TO DO:
Give back the full listing exactly, setting the pictures aside.

---------------

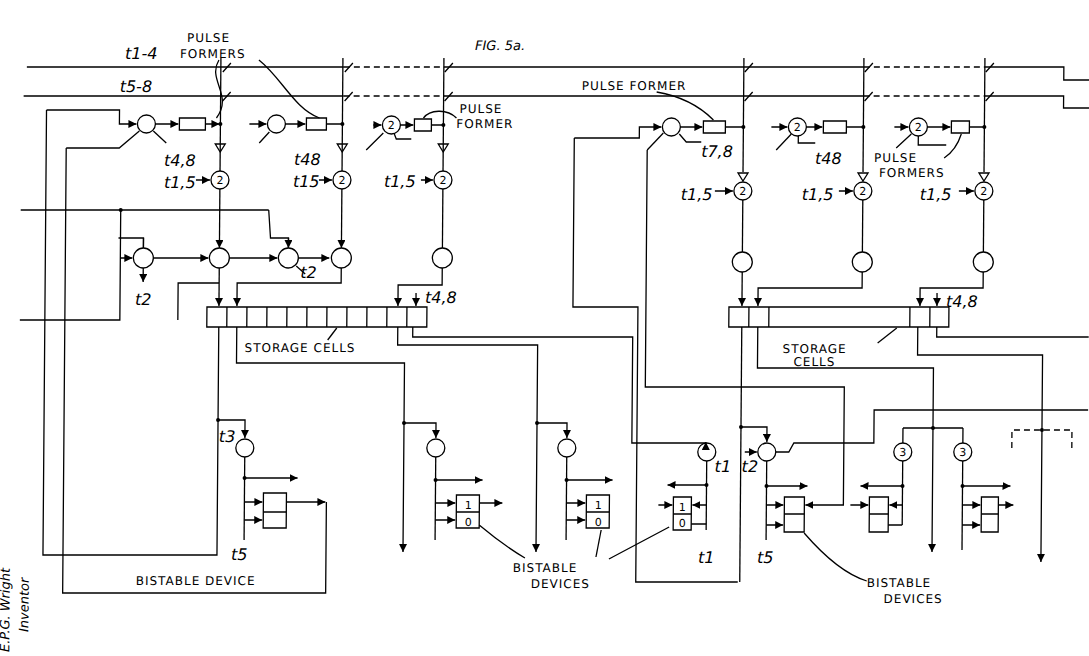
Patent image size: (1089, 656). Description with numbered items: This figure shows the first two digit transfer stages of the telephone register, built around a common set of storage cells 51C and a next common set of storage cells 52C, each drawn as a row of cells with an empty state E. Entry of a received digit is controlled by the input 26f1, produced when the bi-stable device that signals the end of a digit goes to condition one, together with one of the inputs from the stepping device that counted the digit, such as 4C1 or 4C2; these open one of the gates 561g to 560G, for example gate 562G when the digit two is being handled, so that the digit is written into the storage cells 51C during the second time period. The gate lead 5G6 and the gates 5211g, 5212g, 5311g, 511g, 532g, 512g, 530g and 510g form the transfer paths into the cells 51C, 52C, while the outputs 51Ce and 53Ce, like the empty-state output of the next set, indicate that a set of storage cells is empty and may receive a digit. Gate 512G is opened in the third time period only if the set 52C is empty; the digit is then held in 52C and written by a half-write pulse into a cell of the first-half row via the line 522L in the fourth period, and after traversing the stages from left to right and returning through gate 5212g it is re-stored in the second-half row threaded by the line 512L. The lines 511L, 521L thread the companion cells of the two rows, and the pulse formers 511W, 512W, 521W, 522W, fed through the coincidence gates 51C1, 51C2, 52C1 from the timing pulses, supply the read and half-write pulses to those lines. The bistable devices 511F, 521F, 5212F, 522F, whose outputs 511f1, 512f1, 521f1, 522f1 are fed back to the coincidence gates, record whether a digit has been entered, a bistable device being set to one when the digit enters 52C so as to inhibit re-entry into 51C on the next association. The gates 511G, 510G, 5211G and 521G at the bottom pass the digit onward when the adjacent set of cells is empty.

The lead line 511L is at (222, 97).
The line 512L is at (369, 114).
The lead line 521L is at (745, 98).
The line 522L is at (865, 98).
The pulse former 511W is at (190, 116).
The pulse former 512W is at (315, 116).
The pulse former 521W is at (713, 118).
The pulse former 522W is at (856, 112).
The coincidence gate 51C1 is at (118, 125).
The coincidence gate 51C2 is at (255, 122).
The coincidence gate 52C1 is at (637, 127).
The feedback lead 511f1 is at (102, 153).
The feedback lead 512f1 is at (308, 149).
The feedback lead 521f1 is at (627, 149).
The feedback lead 522f1 is at (769, 154).
The gate lead 5G6 is at (145, 200).
The input 26f1 is at (184, 230).
The input from stepping device 4C1 is at (118, 259).
The input from stepping device 4C2 is at (280, 265).
The gate 5211g is at (212, 250).
The gate 5212g is at (335, 250).
The gate 561g is at (210, 264).
The gate 562G is at (249, 287).
The set of storage cells 51C is at (317, 309).
The set of common storage cells 52C is at (256, 452).
The gate 560G is at (455, 248).
The gate 5311g is at (701, 269).
The gate 511g is at (733, 268).
The gate 532g is at (836, 261).
The gate 512g is at (853, 268).
The gate 530g is at (953, 261).
The gate 510g is at (975, 256).
The gate 511G is at (261, 441).
The gate 512G is at (455, 443).
The gate 510G is at (588, 442).
The gate 5211G is at (678, 446).
The gate 521G is at (792, 449).
The gate input 51Ce is at (698, 453).
The gate input 53Ce is at (792, 455).
The bistable device 511F is at (260, 560).
The bistable device 521F is at (814, 516).
The bistable device 5212F is at (917, 565).
The bistable device 522F is at (928, 572).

---------------

ANSWER SPACE:
Patent image size: (1089, 656). Description with numbered items: This figure shows the first two digit transfer stages of the telephone register, built around a common set of storage cells 51C and a next common set of storage cells 52C, each drawn as a row of cells with an empty state E. Entry of a received digit is controlled by the input 26f1, produced when the bi-stable device that signals the end of a digit goes to condition one, together with one of the inputs from the stepping device that counted the digit, such as 4C1 or 4C2; these open one of the gates 561g to 560G, for example gate 562G when the digit two is being handled, so that the digit is written into the storage cells 51C during the second time period. The gate lead 5G6 and the gates 5211g, 5212g, 5311g, 511g, 532g, 512g, 530g and 510g form the transfer paths into the cells 51C, 52C, while the outputs 51Ce and 53Ce, like the empty-state output of the next set, indicate that a set of storage cells is empty and may receive a digit. Gate 512G is opened in the third time period only if the set 52C is empty; the digit is then held in 52C and written by a half-write pulse into a cell of the first-half row via the line 522L in the fourth period, and after traversing the stages from left to right and returning through gate 5212g it is re-stored in the second-half row threaded by the line 512L. The lines 511L, 521L thread the companion cells of the two rows, and the pulse formers 511W, 512W, 521W, 522W, fed through the coincidence gates 51C1, 51C2, 52C1 from the timing pulses, supply the read and half-write pulses to those lines. The bistable devices 511F, 521F, 5212F, 522F, whose outputs 511f1, 512f1, 521f1, 522f1 are fed back to the coincidence gates, record whether a digit has been entered, a bistable device being set to one when the digit enters 52C so as to inhibit re-entry into 51C on the next association. The gates 511G, 510G, 5211G and 521G at the bottom pass the digit onward when the adjacent set of cells is empty.

The lead line 511L is at (222, 97).
The line 512L is at (369, 114).
The lead line 521L is at (745, 98).
The line 522L is at (865, 98).
The pulse former 511W is at (190, 116).
The pulse former 512W is at (315, 116).
The pulse former 521W is at (713, 118).
The pulse former 522W is at (856, 112).
The coincidence gate 51C1 is at (118, 125).
The coincidence gate 51C2 is at (255, 122).
The coincidence gate 52C1 is at (637, 127).
The feedback lead 511f1 is at (102, 153).
The feedback lead 512f1 is at (308, 149).
The feedback lead 521f1 is at (627, 149).
The feedback lead 522f1 is at (769, 154).
The gate lead 5G6 is at (145, 200).
The input 26f1 is at (184, 230).
The input from stepping device 4C1 is at (118, 259).
The input from stepping device 4C2 is at (280, 265).
The gate 5211g is at (212, 250).
The gate 5212g is at (335, 250).
The gate 561g is at (210, 264).
The gate 562G is at (249, 287).
The set of storage cells 51C is at (317, 309).
The set of common storage cells 52C is at (256, 452).
The gate 560G is at (455, 248).
The gate 5311g is at (701, 269).
The gate 511g is at (733, 268).
The gate 532g is at (836, 261).
The gate 512g is at (853, 268).
The gate 530g is at (953, 261).
The gate 510g is at (975, 256).
The gate 511G is at (261, 441).
The gate 512G is at (455, 443).
The gate 510G is at (588, 442).
The gate 5211G is at (678, 446).
The gate 521G is at (792, 449).
The gate input 51Ce is at (698, 453).
The gate input 53Ce is at (792, 455).
The bistable device 511F is at (260, 560).
The bistable device 521F is at (814, 516).
The bistable device 5212F is at (917, 565).
The bistable device 522F is at (928, 572).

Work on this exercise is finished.